**PROBLEM DETAILS**
Reproduce the data below line for line, keeping every character unchanged.

**MATERIAL SUPPLIED**

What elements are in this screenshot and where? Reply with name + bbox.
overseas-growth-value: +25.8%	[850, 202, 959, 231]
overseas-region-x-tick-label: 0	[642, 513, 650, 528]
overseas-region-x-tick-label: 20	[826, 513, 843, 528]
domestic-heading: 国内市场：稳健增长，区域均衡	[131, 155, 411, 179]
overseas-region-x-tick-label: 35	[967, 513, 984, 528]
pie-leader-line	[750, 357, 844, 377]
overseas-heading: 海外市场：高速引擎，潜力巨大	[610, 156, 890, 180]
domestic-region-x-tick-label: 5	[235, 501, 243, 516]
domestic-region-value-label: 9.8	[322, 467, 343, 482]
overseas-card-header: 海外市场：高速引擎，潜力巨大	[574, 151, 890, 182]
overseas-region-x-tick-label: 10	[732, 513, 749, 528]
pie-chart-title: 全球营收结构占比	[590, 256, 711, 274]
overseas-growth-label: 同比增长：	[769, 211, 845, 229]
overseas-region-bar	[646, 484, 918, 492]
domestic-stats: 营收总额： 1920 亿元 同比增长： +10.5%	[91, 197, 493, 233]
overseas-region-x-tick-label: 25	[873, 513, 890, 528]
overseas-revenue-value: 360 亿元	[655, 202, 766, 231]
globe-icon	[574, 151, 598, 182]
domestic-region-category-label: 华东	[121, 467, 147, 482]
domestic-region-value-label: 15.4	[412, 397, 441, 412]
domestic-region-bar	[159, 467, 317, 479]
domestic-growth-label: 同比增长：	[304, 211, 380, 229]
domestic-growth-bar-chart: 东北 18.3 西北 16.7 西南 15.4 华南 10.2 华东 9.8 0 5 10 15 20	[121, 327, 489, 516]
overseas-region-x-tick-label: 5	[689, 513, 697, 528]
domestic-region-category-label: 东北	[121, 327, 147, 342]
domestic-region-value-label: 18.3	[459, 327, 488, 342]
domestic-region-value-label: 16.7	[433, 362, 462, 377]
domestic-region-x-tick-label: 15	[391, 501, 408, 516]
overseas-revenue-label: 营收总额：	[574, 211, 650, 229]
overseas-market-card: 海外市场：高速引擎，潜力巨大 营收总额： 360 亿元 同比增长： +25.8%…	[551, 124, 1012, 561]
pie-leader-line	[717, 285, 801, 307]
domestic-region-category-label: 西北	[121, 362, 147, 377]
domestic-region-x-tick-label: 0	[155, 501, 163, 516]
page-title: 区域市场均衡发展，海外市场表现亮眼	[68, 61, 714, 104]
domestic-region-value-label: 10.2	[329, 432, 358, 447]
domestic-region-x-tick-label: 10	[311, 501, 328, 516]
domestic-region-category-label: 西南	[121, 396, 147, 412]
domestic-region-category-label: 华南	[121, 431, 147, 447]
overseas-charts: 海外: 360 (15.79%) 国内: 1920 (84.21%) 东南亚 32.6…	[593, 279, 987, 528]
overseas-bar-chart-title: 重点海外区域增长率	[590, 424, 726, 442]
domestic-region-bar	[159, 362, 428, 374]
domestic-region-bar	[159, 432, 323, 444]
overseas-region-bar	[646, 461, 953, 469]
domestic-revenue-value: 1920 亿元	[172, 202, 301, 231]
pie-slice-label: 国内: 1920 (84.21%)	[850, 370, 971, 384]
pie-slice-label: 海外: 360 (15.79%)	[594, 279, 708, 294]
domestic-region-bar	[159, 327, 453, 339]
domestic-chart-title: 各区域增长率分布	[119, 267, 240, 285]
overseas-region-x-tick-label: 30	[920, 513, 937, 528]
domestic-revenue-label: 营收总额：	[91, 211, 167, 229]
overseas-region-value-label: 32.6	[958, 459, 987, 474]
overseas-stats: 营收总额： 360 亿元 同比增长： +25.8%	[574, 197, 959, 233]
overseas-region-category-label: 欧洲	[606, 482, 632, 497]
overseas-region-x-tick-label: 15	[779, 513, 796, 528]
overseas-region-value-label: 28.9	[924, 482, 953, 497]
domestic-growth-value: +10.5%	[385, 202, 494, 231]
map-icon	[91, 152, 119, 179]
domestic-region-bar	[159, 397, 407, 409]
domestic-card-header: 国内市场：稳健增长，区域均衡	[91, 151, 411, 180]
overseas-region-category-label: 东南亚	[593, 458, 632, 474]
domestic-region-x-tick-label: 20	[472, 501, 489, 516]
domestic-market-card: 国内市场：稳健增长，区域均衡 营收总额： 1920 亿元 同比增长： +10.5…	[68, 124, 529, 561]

**RESULT FOR THIS EXERCISE**
What elements are in this screenshot and where? Reply with name + bbox.
overseas-growth-value: +25.8%	[850, 202, 959, 231]
overseas-region-x-tick-label: 0	[642, 513, 650, 528]
overseas-region-x-tick-label: 20	[826, 513, 843, 528]
domestic-heading: 国内市场：稳健增长，区域均衡	[131, 155, 411, 179]
overseas-region-x-tick-label: 35	[967, 513, 984, 528]
pie-leader-line	[750, 357, 844, 377]
overseas-heading: 海外市场：高速引擎，潜力巨大	[610, 156, 890, 180]
domestic-region-x-tick-label: 5	[235, 501, 243, 516]
domestic-region-value-label: 9.8	[322, 467, 343, 482]
overseas-card-header: 海外市场：高速引擎，潜力巨大	[574, 151, 890, 182]
overseas-region-x-tick-label: 10	[732, 513, 749, 528]
pie-chart-title: 全球营收结构占比	[590, 256, 711, 274]
overseas-growth-label: 同比增长：	[769, 211, 845, 229]
overseas-region-bar	[646, 484, 918, 492]
domestic-stats: 营收总额： 1920 亿元 同比增长： +10.5%	[91, 197, 493, 233]
overseas-region-x-tick-label: 25	[873, 513, 890, 528]
overseas-revenue-value: 360 亿元	[655, 202, 766, 231]
globe-icon	[574, 151, 598, 182]
domestic-region-category-label: 华东	[121, 467, 147, 482]
domestic-region-value-label: 15.4	[412, 397, 441, 412]
domestic-region-bar	[159, 467, 317, 479]
domestic-growth-label: 同比增长：	[304, 211, 380, 229]
domestic-growth-bar-chart: 东北 18.3 西北 16.7 西南 15.4 华南 10.2 华东 9.8 0 5 10 15 20	[121, 327, 489, 516]
overseas-region-x-tick-label: 5	[689, 513, 697, 528]
domestic-region-category-label: 东北	[121, 327, 147, 342]
domestic-region-value-label: 18.3	[459, 327, 488, 342]
domestic-region-value-label: 16.7	[433, 362, 462, 377]
domestic-region-x-tick-label: 15	[391, 501, 408, 516]
overseas-revenue-label: 营收总额：	[574, 211, 650, 229]
overseas-market-card: 海外市场：高速引擎，潜力巨大 营收总额： 360 亿元 同比增长： +25.8%…	[551, 124, 1012, 561]
pie-leader-line	[717, 285, 801, 307]
domestic-region-category-label: 西北	[121, 362, 147, 377]
domestic-region-x-tick-label: 0	[155, 501, 163, 516]
page-title: 区域市场均衡发展，海外市场表现亮眼	[68, 61, 714, 104]
domestic-region-value-label: 10.2	[329, 432, 358, 447]
domestic-region-x-tick-label: 10	[311, 501, 328, 516]
domestic-region-category-label: 西南	[121, 396, 147, 412]
domestic-region-category-label: 华南	[121, 431, 147, 447]
overseas-charts: 海外: 360 (15.79%) 国内: 1920 (84.21%) 东南亚 32.6…	[593, 279, 987, 528]
overseas-bar-chart-title: 重点海外区域增长率	[590, 424, 726, 442]
domestic-region-bar	[159, 362, 428, 374]
domestic-region-bar	[159, 432, 323, 444]
overseas-region-bar	[646, 461, 953, 469]
domestic-revenue-value: 1920 亿元	[172, 202, 301, 231]
pie-slice-label: 国内: 1920 (84.21%)	[850, 370, 971, 384]
pie-slice-label: 海外: 360 (15.79%)	[594, 279, 708, 294]
domestic-region-bar	[159, 327, 453, 339]
domestic-chart-title: 各区域增长率分布	[119, 267, 240, 285]
overseas-region-x-tick-label: 30	[920, 513, 937, 528]
domestic-revenue-label: 营收总额：	[91, 211, 167, 229]
overseas-region-value-label: 32.6	[958, 459, 987, 474]
overseas-stats: 营收总额： 360 亿元 同比增长： +25.8%	[574, 197, 959, 233]
overseas-region-category-label: 欧洲	[606, 482, 632, 497]
overseas-region-x-tick-label: 15	[779, 513, 796, 528]
overseas-region-value-label: 28.9	[924, 482, 953, 497]
domestic-growth-value: +10.5%	[385, 202, 494, 231]
map-icon	[91, 152, 119, 179]
domestic-region-bar	[159, 397, 407, 409]
domestic-card-header: 国内市场：稳健增长，区域均衡	[91, 151, 411, 180]
overseas-region-category-label: 东南亚	[593, 458, 632, 474]
domestic-region-x-tick-label: 20	[472, 501, 489, 516]
domestic-market-card: 国内市场：稳健增长，区域均衡 营收总额： 1920 亿元 同比增长： +10.5…	[68, 124, 529, 561]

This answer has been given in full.